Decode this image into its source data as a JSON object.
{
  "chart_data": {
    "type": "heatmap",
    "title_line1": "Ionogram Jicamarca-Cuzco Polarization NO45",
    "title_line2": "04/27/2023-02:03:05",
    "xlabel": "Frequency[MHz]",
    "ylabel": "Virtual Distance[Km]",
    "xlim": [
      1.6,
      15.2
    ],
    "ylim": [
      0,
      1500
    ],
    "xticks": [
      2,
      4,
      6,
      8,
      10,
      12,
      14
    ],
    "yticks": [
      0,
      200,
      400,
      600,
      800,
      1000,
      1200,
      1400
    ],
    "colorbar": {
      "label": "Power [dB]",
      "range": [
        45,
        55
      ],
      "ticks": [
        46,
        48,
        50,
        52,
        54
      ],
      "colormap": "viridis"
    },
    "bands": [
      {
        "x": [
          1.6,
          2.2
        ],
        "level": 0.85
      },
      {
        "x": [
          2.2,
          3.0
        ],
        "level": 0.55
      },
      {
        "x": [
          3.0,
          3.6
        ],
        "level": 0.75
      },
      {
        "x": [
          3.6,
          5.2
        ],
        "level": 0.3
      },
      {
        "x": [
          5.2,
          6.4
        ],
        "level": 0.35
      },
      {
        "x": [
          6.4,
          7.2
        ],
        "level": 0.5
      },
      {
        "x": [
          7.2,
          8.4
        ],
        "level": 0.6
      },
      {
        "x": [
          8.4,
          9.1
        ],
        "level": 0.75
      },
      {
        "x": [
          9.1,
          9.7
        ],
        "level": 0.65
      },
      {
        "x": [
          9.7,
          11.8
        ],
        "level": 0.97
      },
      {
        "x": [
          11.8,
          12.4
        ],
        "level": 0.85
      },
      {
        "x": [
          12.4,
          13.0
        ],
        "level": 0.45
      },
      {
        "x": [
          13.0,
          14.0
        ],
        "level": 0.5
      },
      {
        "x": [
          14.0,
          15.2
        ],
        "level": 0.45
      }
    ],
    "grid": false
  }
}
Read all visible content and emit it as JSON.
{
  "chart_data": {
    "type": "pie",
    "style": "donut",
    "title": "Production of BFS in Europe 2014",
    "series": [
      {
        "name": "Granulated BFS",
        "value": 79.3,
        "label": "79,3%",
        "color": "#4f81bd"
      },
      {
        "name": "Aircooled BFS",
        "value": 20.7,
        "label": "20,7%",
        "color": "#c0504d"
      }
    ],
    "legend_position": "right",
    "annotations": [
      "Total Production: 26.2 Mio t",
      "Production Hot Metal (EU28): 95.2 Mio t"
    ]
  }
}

◆ ◆ ◆ ◆

## Written exercise
Look through the entries above for the word "Production". Copy every line where it shows up.

## Answer to this problem
    "title": "Production of BFS in Europe 2014",
      "Total Production: 26.2 Mio t",
      "Production Hot Metal (EU28): 95.2 Mio t"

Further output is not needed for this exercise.